- **Data listing**
== == ==

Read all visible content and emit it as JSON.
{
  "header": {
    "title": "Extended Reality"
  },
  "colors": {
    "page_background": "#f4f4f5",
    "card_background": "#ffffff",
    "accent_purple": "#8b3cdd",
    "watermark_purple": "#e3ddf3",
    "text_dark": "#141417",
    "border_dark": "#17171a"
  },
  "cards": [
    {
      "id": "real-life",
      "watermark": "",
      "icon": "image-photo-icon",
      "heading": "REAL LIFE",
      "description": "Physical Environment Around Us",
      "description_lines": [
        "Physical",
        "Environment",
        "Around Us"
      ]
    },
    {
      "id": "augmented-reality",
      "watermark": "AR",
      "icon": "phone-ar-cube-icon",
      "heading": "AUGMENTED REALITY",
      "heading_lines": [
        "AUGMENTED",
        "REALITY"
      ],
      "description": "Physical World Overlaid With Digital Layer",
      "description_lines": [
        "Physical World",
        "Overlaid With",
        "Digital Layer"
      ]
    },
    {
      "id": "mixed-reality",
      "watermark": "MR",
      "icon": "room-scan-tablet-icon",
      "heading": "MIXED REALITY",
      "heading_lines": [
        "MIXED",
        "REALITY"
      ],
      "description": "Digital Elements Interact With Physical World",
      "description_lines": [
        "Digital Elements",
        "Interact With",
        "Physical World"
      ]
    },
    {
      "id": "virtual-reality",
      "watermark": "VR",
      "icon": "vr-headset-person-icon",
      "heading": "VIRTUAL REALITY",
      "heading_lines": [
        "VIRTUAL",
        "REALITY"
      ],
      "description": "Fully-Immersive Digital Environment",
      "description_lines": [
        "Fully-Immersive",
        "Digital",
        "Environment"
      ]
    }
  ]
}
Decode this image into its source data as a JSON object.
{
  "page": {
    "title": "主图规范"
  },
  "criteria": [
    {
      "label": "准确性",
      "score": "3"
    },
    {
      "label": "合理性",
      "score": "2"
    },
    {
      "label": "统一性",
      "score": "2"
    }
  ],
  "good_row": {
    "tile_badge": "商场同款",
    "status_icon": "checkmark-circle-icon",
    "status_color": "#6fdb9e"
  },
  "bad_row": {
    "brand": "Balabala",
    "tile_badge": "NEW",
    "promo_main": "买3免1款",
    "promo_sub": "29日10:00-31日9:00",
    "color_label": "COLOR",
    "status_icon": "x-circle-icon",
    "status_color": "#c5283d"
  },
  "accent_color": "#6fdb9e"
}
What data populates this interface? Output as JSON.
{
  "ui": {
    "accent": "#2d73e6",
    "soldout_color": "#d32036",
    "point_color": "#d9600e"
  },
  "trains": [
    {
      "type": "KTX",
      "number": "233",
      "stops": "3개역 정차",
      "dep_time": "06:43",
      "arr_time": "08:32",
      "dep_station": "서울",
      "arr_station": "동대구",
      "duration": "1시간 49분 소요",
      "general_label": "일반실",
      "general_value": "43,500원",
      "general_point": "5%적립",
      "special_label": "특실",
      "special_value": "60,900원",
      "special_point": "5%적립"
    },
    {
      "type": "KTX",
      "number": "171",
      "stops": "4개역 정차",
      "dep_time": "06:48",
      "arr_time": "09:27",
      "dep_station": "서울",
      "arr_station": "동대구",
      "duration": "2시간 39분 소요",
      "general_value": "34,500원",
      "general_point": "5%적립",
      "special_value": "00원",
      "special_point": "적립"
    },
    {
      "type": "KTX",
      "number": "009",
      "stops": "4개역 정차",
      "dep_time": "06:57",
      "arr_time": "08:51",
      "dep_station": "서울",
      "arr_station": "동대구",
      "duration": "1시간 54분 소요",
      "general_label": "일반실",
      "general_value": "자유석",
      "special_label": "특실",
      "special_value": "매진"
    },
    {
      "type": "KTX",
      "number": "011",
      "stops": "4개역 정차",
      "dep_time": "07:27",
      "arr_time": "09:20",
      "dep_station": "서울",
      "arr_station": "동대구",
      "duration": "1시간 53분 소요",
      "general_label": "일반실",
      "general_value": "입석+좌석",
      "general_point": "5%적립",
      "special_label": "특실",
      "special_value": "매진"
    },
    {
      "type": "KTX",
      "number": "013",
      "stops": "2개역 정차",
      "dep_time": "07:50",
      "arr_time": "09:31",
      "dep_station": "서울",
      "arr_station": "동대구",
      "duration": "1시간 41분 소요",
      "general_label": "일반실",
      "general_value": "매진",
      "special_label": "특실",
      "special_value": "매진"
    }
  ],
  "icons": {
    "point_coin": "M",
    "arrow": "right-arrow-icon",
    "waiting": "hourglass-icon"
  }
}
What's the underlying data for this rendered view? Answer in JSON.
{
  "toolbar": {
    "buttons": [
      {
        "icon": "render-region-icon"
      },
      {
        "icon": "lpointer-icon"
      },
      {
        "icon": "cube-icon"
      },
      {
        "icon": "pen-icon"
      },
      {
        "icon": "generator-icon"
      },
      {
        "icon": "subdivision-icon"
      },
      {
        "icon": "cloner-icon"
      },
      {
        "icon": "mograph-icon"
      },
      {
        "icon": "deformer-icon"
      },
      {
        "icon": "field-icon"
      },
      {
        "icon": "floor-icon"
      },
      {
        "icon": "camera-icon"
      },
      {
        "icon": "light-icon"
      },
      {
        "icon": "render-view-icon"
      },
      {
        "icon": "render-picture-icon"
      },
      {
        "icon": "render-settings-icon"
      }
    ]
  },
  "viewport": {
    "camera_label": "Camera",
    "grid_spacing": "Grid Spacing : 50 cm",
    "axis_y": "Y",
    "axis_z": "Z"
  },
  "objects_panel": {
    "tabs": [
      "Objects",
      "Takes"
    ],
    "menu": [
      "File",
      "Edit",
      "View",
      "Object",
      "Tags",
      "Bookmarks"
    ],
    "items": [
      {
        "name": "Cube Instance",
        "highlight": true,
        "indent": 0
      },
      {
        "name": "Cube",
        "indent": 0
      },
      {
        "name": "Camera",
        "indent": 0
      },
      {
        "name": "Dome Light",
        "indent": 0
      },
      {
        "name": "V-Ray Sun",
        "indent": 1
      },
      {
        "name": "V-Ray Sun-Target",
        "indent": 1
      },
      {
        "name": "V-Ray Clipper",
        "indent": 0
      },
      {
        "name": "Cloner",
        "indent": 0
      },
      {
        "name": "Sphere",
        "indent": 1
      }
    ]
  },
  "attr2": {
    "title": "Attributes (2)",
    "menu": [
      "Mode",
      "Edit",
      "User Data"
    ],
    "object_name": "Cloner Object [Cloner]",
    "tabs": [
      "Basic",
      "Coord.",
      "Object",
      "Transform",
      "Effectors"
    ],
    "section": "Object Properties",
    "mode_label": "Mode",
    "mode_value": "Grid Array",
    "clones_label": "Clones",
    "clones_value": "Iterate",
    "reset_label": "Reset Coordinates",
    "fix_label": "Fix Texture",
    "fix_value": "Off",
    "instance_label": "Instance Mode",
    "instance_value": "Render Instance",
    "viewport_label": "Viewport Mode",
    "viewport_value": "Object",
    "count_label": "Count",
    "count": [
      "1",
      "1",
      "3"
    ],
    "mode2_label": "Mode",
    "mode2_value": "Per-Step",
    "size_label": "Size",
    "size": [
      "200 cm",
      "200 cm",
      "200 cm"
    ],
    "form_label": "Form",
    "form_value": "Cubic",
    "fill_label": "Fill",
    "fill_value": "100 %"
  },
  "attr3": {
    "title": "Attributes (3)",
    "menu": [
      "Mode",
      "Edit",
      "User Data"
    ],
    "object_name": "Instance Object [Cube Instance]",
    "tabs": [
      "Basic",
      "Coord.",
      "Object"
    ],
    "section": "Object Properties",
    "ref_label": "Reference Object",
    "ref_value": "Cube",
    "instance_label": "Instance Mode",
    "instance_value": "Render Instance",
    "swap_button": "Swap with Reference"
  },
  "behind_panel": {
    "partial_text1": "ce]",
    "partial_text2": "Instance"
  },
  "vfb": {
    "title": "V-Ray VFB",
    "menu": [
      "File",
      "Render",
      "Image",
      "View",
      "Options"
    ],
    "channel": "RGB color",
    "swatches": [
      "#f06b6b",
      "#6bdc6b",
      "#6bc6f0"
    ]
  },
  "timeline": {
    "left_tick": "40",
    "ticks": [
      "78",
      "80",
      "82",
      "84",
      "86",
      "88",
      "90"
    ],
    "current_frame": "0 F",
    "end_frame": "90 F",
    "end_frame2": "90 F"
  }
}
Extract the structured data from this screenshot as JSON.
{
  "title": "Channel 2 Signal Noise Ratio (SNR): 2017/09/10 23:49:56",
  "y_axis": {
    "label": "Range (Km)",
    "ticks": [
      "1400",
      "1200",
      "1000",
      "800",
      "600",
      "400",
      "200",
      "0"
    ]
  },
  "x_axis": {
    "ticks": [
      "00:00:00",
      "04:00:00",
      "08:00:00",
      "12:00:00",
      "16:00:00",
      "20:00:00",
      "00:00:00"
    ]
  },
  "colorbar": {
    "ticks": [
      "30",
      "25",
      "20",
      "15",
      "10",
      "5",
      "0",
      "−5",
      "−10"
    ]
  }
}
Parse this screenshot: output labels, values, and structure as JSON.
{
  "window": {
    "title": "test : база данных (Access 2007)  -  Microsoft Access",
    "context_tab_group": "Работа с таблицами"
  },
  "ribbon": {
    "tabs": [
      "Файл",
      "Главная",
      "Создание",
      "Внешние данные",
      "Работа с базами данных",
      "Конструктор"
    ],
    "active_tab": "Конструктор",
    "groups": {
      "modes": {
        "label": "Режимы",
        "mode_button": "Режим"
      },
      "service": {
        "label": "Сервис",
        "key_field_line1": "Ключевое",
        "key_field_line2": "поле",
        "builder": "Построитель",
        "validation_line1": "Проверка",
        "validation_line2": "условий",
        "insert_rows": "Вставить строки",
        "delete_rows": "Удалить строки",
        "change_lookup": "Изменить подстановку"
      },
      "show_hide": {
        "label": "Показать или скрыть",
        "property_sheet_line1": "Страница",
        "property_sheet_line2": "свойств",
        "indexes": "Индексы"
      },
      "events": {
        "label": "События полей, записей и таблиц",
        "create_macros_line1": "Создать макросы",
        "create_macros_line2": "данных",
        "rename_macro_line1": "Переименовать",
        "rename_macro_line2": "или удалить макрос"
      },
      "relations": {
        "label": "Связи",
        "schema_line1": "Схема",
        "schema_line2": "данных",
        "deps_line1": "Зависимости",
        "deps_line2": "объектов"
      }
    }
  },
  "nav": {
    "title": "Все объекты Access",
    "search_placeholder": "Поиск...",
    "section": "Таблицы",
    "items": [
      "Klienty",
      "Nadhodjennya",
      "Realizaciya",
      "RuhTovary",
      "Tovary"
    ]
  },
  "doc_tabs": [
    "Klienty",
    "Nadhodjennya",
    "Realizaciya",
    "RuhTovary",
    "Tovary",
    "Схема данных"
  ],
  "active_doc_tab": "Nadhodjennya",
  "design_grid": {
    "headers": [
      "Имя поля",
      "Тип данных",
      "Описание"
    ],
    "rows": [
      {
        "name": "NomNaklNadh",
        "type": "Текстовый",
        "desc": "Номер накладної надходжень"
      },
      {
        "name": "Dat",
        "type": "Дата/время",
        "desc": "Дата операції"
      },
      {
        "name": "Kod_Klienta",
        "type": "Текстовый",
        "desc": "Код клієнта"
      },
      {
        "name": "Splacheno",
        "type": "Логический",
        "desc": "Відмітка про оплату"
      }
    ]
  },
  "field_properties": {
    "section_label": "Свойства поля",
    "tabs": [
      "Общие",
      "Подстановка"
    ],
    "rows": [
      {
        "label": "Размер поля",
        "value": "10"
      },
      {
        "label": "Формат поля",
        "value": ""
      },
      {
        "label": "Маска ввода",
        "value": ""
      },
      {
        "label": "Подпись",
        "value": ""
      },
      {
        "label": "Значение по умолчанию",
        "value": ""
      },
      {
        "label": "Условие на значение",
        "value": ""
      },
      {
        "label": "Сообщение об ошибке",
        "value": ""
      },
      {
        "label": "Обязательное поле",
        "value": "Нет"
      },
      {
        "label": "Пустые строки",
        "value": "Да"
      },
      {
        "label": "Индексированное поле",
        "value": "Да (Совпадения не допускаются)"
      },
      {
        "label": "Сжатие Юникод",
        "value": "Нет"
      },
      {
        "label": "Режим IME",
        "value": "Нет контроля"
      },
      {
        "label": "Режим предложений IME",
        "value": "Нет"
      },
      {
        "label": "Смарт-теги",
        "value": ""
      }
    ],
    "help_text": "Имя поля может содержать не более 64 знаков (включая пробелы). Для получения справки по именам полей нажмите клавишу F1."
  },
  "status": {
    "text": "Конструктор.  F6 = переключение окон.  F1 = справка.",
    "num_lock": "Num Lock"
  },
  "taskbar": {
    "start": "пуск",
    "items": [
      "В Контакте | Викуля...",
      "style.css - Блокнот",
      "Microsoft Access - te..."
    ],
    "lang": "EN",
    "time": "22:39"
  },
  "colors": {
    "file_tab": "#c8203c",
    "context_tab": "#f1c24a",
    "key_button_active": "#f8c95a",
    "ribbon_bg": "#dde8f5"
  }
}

== == ==

- **Required task**
Check each line of the records above for the string "Interact", and report every line that has it.

- **Solution to this exercise**
      "description": "Digital Elements Interact With Physical World",
        "Interact With",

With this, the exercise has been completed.